=== Directions for this task ===
Copy, from the entries below, each line where the word "Cell" can be found.

=== Given information ===

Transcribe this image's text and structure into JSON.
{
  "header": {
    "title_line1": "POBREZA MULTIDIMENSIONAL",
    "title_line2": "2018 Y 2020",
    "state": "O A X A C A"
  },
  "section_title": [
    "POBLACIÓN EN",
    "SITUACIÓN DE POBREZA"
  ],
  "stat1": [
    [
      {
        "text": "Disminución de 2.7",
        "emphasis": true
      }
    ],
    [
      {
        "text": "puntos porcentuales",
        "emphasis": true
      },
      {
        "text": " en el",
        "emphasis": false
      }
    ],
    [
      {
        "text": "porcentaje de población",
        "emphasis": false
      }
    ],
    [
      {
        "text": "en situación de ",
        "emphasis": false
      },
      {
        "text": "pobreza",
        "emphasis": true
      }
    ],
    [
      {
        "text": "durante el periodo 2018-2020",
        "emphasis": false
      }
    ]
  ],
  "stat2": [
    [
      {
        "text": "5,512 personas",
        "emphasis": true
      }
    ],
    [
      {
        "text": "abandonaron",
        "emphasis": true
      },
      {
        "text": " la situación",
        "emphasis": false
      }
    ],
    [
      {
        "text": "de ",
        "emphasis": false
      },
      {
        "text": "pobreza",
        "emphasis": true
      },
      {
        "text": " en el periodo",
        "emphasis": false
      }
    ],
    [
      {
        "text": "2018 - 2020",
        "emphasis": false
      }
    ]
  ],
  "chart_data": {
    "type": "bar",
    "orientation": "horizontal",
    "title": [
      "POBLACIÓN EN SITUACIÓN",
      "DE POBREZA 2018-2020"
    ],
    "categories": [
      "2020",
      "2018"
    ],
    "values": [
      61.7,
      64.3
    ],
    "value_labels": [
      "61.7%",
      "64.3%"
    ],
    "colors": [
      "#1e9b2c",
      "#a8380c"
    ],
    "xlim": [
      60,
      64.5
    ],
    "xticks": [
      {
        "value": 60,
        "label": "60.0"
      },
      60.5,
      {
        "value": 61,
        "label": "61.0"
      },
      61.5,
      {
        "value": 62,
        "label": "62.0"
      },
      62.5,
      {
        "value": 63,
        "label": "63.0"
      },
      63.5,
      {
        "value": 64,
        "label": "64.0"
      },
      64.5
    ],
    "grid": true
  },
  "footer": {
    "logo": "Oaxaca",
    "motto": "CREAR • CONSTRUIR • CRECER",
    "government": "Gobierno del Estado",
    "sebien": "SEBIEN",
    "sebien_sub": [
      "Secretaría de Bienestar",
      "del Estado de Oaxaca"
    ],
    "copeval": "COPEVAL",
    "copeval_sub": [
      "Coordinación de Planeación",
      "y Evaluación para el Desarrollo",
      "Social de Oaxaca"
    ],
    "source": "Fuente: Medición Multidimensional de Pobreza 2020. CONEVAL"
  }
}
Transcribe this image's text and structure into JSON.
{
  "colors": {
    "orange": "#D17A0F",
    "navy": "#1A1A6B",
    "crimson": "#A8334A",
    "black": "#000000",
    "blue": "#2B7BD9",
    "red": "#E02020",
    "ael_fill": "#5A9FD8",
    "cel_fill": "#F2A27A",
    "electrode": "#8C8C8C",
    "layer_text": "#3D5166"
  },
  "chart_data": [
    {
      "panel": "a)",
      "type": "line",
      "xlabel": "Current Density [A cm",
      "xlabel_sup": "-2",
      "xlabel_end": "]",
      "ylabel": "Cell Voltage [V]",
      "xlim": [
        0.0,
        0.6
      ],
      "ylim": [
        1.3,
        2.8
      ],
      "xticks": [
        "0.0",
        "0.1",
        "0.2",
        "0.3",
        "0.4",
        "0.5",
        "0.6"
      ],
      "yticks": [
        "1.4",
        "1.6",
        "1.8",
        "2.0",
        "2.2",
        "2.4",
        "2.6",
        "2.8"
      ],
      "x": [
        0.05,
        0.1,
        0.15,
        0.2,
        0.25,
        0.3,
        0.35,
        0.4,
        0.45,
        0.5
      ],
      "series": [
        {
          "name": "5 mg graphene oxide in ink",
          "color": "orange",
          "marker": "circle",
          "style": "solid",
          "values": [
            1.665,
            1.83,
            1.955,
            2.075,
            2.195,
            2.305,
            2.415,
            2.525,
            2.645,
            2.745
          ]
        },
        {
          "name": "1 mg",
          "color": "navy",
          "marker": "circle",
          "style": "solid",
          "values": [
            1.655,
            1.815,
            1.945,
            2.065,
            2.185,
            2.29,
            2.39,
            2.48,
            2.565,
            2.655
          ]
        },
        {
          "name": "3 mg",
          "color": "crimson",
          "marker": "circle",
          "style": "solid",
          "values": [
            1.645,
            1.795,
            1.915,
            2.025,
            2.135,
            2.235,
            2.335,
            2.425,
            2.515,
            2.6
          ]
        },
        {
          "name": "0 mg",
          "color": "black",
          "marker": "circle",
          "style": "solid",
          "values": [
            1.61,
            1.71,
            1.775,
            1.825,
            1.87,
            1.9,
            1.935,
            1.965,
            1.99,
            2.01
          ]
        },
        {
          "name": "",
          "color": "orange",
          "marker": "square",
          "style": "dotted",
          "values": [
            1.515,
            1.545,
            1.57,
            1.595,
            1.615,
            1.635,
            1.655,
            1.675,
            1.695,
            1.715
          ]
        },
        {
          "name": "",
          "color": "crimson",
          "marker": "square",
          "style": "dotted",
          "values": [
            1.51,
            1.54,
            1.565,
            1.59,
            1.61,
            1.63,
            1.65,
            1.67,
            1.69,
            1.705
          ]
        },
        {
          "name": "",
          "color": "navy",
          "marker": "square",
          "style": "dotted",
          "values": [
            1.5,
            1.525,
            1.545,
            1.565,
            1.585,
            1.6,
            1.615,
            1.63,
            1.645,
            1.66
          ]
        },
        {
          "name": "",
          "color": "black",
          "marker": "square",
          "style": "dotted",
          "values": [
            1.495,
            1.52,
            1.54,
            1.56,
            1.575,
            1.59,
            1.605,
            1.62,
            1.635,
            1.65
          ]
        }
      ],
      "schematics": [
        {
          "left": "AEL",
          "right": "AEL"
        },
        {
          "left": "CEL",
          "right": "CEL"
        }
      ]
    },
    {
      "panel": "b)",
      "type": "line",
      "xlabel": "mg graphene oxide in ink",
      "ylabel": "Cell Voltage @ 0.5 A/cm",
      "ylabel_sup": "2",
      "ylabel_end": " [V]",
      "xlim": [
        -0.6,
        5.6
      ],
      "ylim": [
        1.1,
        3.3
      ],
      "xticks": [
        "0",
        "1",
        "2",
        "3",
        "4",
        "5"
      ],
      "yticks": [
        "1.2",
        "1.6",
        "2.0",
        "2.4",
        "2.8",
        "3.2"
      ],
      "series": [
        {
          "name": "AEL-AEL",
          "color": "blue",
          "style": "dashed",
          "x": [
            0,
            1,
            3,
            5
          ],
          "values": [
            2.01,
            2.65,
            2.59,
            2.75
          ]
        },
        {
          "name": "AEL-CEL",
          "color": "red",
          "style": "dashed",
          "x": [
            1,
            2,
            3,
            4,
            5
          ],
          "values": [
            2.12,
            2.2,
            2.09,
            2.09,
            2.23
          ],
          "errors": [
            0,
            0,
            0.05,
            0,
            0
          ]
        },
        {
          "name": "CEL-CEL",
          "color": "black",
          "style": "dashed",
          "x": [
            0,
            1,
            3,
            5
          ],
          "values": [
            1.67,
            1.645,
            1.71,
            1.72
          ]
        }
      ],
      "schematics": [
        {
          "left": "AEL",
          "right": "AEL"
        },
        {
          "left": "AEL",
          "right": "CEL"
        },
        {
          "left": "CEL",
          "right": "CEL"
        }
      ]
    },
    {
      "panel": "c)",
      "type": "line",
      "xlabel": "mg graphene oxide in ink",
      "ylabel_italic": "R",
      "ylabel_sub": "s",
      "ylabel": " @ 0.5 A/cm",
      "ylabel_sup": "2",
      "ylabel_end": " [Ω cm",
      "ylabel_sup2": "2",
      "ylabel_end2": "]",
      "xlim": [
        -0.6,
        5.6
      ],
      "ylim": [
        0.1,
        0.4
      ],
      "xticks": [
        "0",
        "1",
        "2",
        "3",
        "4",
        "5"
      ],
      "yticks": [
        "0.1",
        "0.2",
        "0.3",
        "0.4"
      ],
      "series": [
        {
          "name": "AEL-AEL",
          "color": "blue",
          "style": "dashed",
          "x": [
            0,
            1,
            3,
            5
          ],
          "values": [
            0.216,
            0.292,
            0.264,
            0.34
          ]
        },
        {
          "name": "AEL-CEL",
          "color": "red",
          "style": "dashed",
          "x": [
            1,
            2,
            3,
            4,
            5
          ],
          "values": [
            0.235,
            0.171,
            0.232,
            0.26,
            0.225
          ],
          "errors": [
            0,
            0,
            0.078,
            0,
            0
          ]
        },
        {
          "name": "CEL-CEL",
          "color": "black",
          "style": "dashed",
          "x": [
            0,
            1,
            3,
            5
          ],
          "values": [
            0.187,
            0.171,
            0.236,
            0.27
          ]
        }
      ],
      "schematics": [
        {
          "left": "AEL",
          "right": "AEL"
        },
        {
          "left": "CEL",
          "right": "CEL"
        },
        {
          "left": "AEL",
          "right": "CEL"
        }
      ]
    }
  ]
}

=== Exercise result ===
      "ylabel": "Cell Voltage [V]",
      "ylabel": "Cell Voltage @ 0.5 A/cm",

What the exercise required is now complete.